** Opening Supplied data block **

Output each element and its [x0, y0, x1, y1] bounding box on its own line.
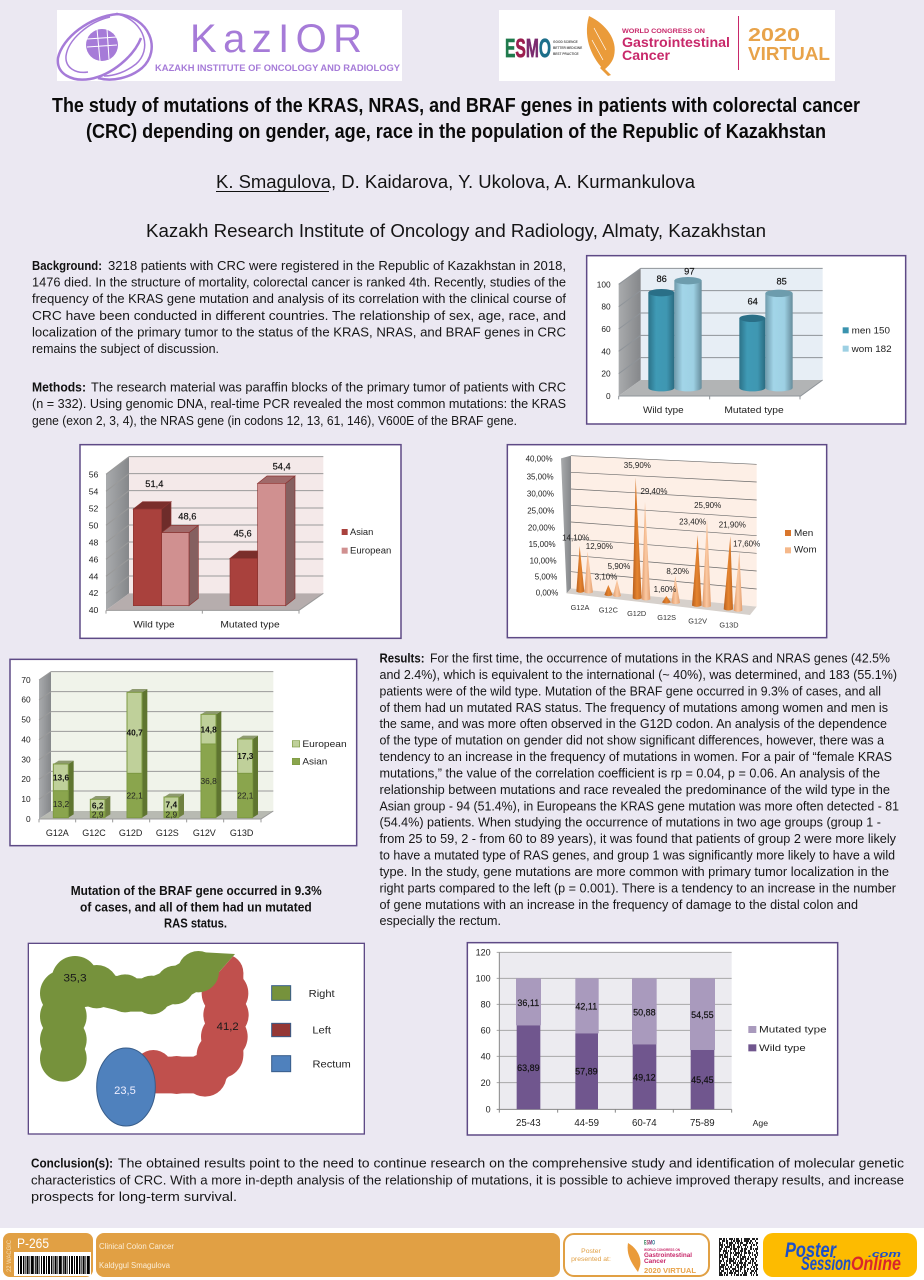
- text block: methods: (n = 332). Using genomic DNA, real-time PCR revealed the most common mutations: the KRAS: [32, 396, 566, 411]
- category labels: Age: [753, 1118, 768, 1128]
- axis labels: 0: [26, 814, 31, 824]
- category labels: 75-89: [690, 1118, 715, 1129]
- axis labels: 40: [89, 605, 99, 615]
- text block: methods: Methods:: [32, 380, 86, 394]
- text block: methods: gene (exon 2, 3, 4), the NRAS gene (in codons 12, 13, 61, 146), V600E of the BRAF gene.: [32, 413, 517, 428]
- poster presented at badge: ESMO: [644, 1240, 655, 1246]
- text block: results: and 2.4%), which is equivalent to the international (~ 40%), was determined, and 183 (55.1%): [380, 667, 897, 682]
- value labels: 2,9: [92, 809, 104, 819]
- text block: results: from 25 to 59, 2 - from 60 to 89 years), it was found that patients of group 2 were more likely: [380, 831, 896, 846]
- axis labels: 60: [21, 695, 31, 705]
- axis labels: 70: [21, 675, 31, 685]
- text block: background: 1476 died. In the structure of mortality, colorectal cancer is ranked 4th. Recently, studies of the: [32, 275, 566, 290]
- text block: results: (54.4%) patients. When studying the occurrence of mutations in two age groups (group 1 -: [380, 815, 881, 830]
- poster presented at badge: WORLD CONGRESS ON: [644, 1248, 681, 1252]
- value labels: 23,5: [114, 1085, 136, 1097]
- axis labels: 60: [481, 1026, 491, 1036]
- category labels: [46, 828, 254, 838]
- category labels: G13D: [719, 621, 739, 630]
- value labels: 22,1: [237, 790, 254, 800]
- legend: [292, 739, 347, 767]
- axis labels: 56: [89, 470, 99, 480]
- PosterSessionOnline logo: .com: [868, 1249, 901, 1259]
- value labels: 17,60%: [733, 539, 760, 548]
- value labels: 45,45: [691, 1075, 714, 1085]
- caption: BRAF mutation: RAS status.: [164, 916, 227, 931]
- text block: methods: The research material was paraffin blocks of the primary tumor of patients with CRC: [91, 380, 566, 394]
- colon: right section (green): [40, 951, 235, 1082]
- axis labels: 80: [481, 1000, 491, 1010]
- axis labels: 0: [606, 391, 611, 401]
- poster presented at badge: [564, 1234, 709, 1276]
- text block: results: of them had un mutated RAS status. The frequency of mutations among women and men is: [380, 700, 888, 715]
- title: (CRC) depending on gender, age, race in the population of the Republic of Kazakhstan: [86, 121, 826, 143]
- value labels: 50,88: [633, 1007, 656, 1017]
- value labels: 49,12: [633, 1072, 656, 1082]
- axis labels: 52: [89, 503, 99, 513]
- text block: conclusion: characteristics of CRC. With a more in-depth analysis of the relationship of mutations, it is possible to achieve improved therapy results, and increase: [31, 1172, 904, 1187]
- value labels: 48,6: [178, 511, 196, 521]
- value labels: 8,20%: [666, 567, 689, 576]
- axis labels: 40: [601, 346, 611, 356]
- value labels: 51,4: [145, 479, 163, 489]
- legend: Men: [794, 528, 813, 538]
- axis labels: 40: [481, 1052, 491, 1062]
- text block: background: 3218 patients with CRC were registered in the Republic of Kazakhstan in 2018,: [108, 258, 566, 273]
- category labels: [516, 1118, 768, 1129]
- value labels: 85: [776, 277, 787, 287]
- value labels: [656, 266, 787, 307]
- legend: Asian: [350, 527, 373, 537]
- legend: [748, 1025, 827, 1053]
- logo: ESMO World Congress: Cancer: [622, 47, 671, 63]
- axis labels: 20: [601, 369, 611, 379]
- text block: background: CRC have been conducted in different countries. The relationship of sex, age, race, and: [32, 308, 566, 323]
- category labels: [571, 603, 739, 630]
- category labels: G12A: [571, 603, 589, 612]
- value labels european: 7,4: [166, 800, 177, 810]
- chart: mutation type by age: [467, 943, 838, 1135]
- legend: Wild type: [759, 1043, 806, 1053]
- category labels: Mutated type: [220, 619, 280, 629]
- axis labels: 80: [601, 302, 611, 312]
- PosterSessionOnline logo: [763, 1233, 917, 1277]
- value labels: 45,6: [234, 529, 252, 539]
- category labels: [643, 405, 784, 415]
- value labels: [562, 461, 760, 594]
- value labels: 13,2: [53, 799, 69, 809]
- value labels: 25,90%: [694, 501, 721, 510]
- axis labels: [597, 279, 611, 401]
- value labels: 86: [656, 274, 667, 284]
- value labels: 64: [747, 297, 758, 307]
- affiliation: Kazakh Research Institute of Oncology and Radiology, Almaty, Kazakhstan: [146, 220, 766, 241]
- colon: left section (red): [134, 954, 249, 1097]
- category labels: Wild type: [133, 619, 175, 629]
- text block: results: right parts compared to the left (p = 0.001). There is a tendency to an increase in the number: [380, 880, 897, 895]
- text block: results: especially the rectum.: [380, 913, 501, 928]
- text block: results: patients were of the wild type. Mutation of the BRAF gene occurred in 9.3% of cases, and all: [380, 683, 881, 698]
- chart: wild/mutated by race: [80, 445, 401, 638]
- chart: wild/mutated by gender: [587, 256, 906, 424]
- text block: background: frequency of the KRAS gene mutation and analysis of its correlation with the clinical course of: [32, 291, 566, 306]
- text block: conclusion: The obtained results point to the need to continue research on the comprehensive study and identification of molecular genetic: [118, 1156, 905, 1170]
- value labels european: 6,2: [92, 800, 104, 810]
- legend: Mutated type: [759, 1025, 827, 1035]
- value labels: 42,11: [575, 1001, 597, 1011]
- axis labels: 50: [89, 520, 99, 530]
- text block: background: localization of the primary tumor to the status of the KRAS, NRAS, and BRAF genes in CRC: [32, 324, 566, 339]
- rectum ellipse: [97, 1048, 155, 1126]
- footer band: [0, 1228, 924, 1280]
- value labels european: 40,7: [127, 728, 143, 738]
- PosterSessionOnline logo: Session: [801, 1254, 851, 1275]
- text block: conclusion: Conclusion(s):: [31, 1156, 113, 1170]
- value labels european: [53, 724, 254, 810]
- chart: codon mutations by gender (cones): [507, 445, 827, 638]
- ESMO tagline: BETTER MEDICINE: [553, 46, 582, 50]
- vertical code: 22 WACGIC: [6, 1240, 13, 1272]
- legend: Left: [312, 1025, 331, 1036]
- value labels: 54,55: [691, 1010, 714, 1020]
- axis labels: 50: [21, 715, 31, 725]
- text block: conclusion: [31, 1156, 905, 1204]
- value labels: 35,90%: [624, 461, 651, 470]
- value labels: 36,8: [201, 776, 217, 786]
- value labels european: 14,8: [201, 724, 217, 734]
- text block: results: Results:: [380, 650, 424, 666]
- axis labels: 0,00%: [536, 589, 558, 598]
- value labels: [63, 973, 239, 1097]
- value labels: 14,10%: [562, 534, 589, 543]
- axis labels: 60: [601, 324, 611, 334]
- value labels: [517, 998, 714, 1085]
- value labels: 41,2: [217, 1021, 239, 1033]
- axis labels: 20: [21, 774, 31, 784]
- category labels: 60-74: [632, 1118, 657, 1129]
- axis labels: 120: [476, 947, 491, 957]
- axis labels: 15,00%: [529, 540, 556, 549]
- text block: results: of the type of mutation on gender did not show significant differences, however, there was a: [380, 733, 885, 748]
- text block: background: Background:: [32, 258, 102, 273]
- value labels: 1,60%: [654, 585, 676, 594]
- legend: [785, 528, 817, 555]
- category labels: 44-59: [574, 1118, 599, 1129]
- stacked bars: [516, 978, 715, 1109]
- caption: BRAF mutation: of cases, and all of them had un mutated: [80, 899, 312, 914]
- axis labels: 100: [597, 279, 611, 289]
- poster presented at badge: Gastrointestinal: [644, 1252, 692, 1259]
- axis labels: 40: [21, 734, 31, 744]
- axis labels: 30,00%: [527, 489, 554, 498]
- category labels: G12S: [657, 613, 676, 622]
- category labels: G12C: [82, 828, 106, 838]
- value labels: 5,90%: [608, 562, 630, 571]
- ESMO wordmark: ESMO: [505, 33, 551, 63]
- legend: [272, 986, 351, 1072]
- category labels: G12C: [599, 606, 619, 615]
- value labels: 21,90%: [719, 520, 746, 529]
- text block: results: type. In the study, gene mutations are more common with primary tumor localization in the: [380, 864, 889, 879]
- axis labels: 20,00%: [528, 523, 555, 532]
- axis labels: [89, 470, 99, 615]
- bars: [133, 476, 295, 606]
- text block: results: tendency to an increase in the frequency of mutations in women. For a pair of “female KRAS: [380, 749, 892, 764]
- axis labels: 42: [89, 588, 99, 598]
- legend: European: [350, 546, 391, 556]
- category labels: G12V: [688, 616, 707, 625]
- legend: Asian: [302, 757, 327, 767]
- axis labels: 35,00%: [527, 472, 554, 481]
- text block: results: [380, 650, 899, 928]
- poster number: P-265: [17, 1235, 49, 1251]
- category labels: [133, 619, 280, 629]
- axis labels: 5,00%: [535, 573, 557, 582]
- value labels: 29,40%: [640, 487, 668, 496]
- poster presented at badge: Poster: [581, 1248, 602, 1255]
- legend: European: [302, 739, 347, 749]
- text block: results: to have a mutated type of RAS genes, and group 1 was significantly more likely to have a wild: [380, 848, 895, 863]
- category labels: G12S: [156, 828, 179, 838]
- axis labels: 10,00%: [530, 557, 557, 566]
- value labels: 3,10%: [595, 573, 617, 582]
- axis labels: 0: [486, 1104, 491, 1114]
- session info bar: [96, 1233, 560, 1277]
- session info bar: Kaldygul Smagulova: [99, 1260, 170, 1270]
- category labels: G12D: [119, 828, 143, 838]
- value labels: 23,40%: [679, 518, 706, 527]
- axis labels: [526, 455, 558, 598]
- PosterSessionOnline logo: Poster: [785, 1239, 837, 1262]
- text block: methods: [32, 380, 566, 428]
- category labels: Mutated type: [724, 405, 784, 415]
- axis labels: 40,00%: [526, 455, 553, 464]
- poster presented at badge: Cancer: [644, 1258, 666, 1265]
- icon: wheat: [587, 16, 615, 76]
- axis labels: 100: [476, 974, 491, 984]
- text block: background: remains the subject of discussion.: [32, 341, 219, 356]
- text block: results: For the first time, the occurrence of mutations in the KRAS and NRAS genes (42.5%: [430, 650, 890, 666]
- poster presented at badge: 2020 VIRTUAL: [644, 1266, 696, 1275]
- axis labels: 25,00%: [527, 507, 554, 516]
- PosterSessionOnline logo: Online: [851, 1254, 901, 1275]
- value labels: 12,90%: [586, 542, 613, 551]
- value labels: 2,9: [166, 809, 177, 819]
- text block: results: mutations,” the value of the correlation coefficient is rp = 0.04, p = 0.06. An analysis of the: [380, 765, 880, 780]
- axis labels: [21, 675, 31, 824]
- category labels: 25-43: [516, 1118, 541, 1129]
- axis labels: 44: [89, 571, 99, 581]
- category labels: G12A: [46, 828, 69, 838]
- authors: K. Smagulova, D. Kaidarova, Y. Ukolova, A. Kurmankulova: [216, 171, 696, 192]
- value labels: 63,89: [517, 1063, 540, 1073]
- wordmark: KazIOR: [190, 17, 362, 61]
- poster presented at badge: presented at:: [571, 1256, 611, 1263]
- barcode: [18, 1256, 90, 1274]
- logo: KazIOR: [57, 10, 402, 81]
- category labels: G12D: [627, 609, 646, 618]
- legend: Rectum: [312, 1059, 351, 1070]
- text block: results: of gene mutations with an increase in the frequency of damage to the distal colon and: [380, 897, 858, 912]
- session info bar: Clinical Colon Cancer: [99, 1241, 174, 1251]
- axis labels: 10: [21, 794, 31, 804]
- value labels: [53, 776, 254, 819]
- legend: Right: [309, 989, 335, 1000]
- value labels: 35,3: [63, 973, 87, 985]
- category labels: G12V: [193, 828, 216, 838]
- legend: men 150: [852, 326, 890, 336]
- icon: KazIOR globe swirl: [58, 14, 152, 80]
- legend: [342, 527, 391, 556]
- text block: results: Asian group - 94 (51.4%), in Europeans the KRAS gene mutation was more often detected - 81: [380, 798, 899, 813]
- QR code: [719, 1239, 758, 1275]
- congress name: WORLD CONGRESS ON: [622, 28, 705, 35]
- caption: BRAF mutation: Mutation of the BRAF gene occurred in 9.3%: [71, 883, 322, 898]
- caption: BRAF mutation: [71, 883, 322, 931]
- ESMO tagline: [553, 40, 582, 56]
- axis labels: 20: [481, 1078, 491, 1088]
- value labels: 54,4: [273, 461, 291, 471]
- ESMO tagline: GOOD SCIENCE: [553, 40, 578, 44]
- value labels european: 17,3: [237, 751, 254, 761]
- axis labels: 46: [89, 554, 99, 564]
- ESMO tagline: BEST PRACTICE: [553, 52, 579, 56]
- value labels: 97: [684, 266, 695, 276]
- value labels: 22,1: [127, 790, 143, 800]
- chart: colon tumour localization: [28, 943, 364, 1134]
- cones: [576, 477, 742, 612]
- 2020 virtual: 2020: [748, 25, 800, 45]
- axis labels: [476, 947, 491, 1114]
- stacked bars: [53, 689, 258, 818]
- value labels: 36,11: [517, 998, 539, 1008]
- text block: results: relationship between mutations and race revealed the predominance of the wild type in the: [380, 782, 890, 797]
- bars: [648, 277, 793, 391]
- text block: results: the same, and was more often observed in the G12D codon. An analysis of the dependence: [380, 716, 887, 731]
- institute name: KAZAKH INSTITUTE OF ONCOLOGY AND RADIOLOGY: [155, 63, 400, 73]
- legend: wom 182: [851, 344, 892, 354]
- logo: ESMO World Congress: Gastrointestinal: [622, 34, 730, 50]
- title: [52, 95, 860, 143]
- value labels: 57,89: [575, 1067, 598, 1077]
- category labels: G13D: [230, 828, 254, 838]
- value labels: [145, 461, 291, 539]
- axis labels: 54: [89, 487, 99, 497]
- value labels european: 13,6: [53, 772, 69, 782]
- chart: codon mutations by race (stacked): [10, 659, 357, 846]
- logo: ESMO World Congress: VIRTUAL: [748, 44, 830, 64]
- axis labels: 30: [21, 754, 31, 764]
- poster ID tab: [3, 1233, 93, 1277]
- text block: conclusion: prospects for long-term survival.: [31, 1189, 237, 1204]
- legend: [843, 326, 892, 354]
- category labels: Wild type: [643, 405, 684, 415]
- logo: ESMO World Congress: [499, 10, 835, 81]
- legend: Wom: [794, 545, 817, 555]
- text block: background: [32, 258, 566, 356]
- axis labels: 48: [89, 537, 99, 547]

** Closing Supplied data block **

* What you need to do
Would you filter the records and copy each line that contains the word "relationship"?

* Reply to the task
- text block: conclusion: characteristics of CRC. With a more in-depth analysis of the relationship of mutations, it is possible to achieve improved therapy results, and increase: [31, 1172, 904, 1187]
- text block: background: CRC have been conducted in different countries. The relationship of sex, age, race, and: [32, 308, 566, 323]
- text block: results: relationship between mutations and race revealed the predominance of the wild type in the: [380, 782, 890, 797]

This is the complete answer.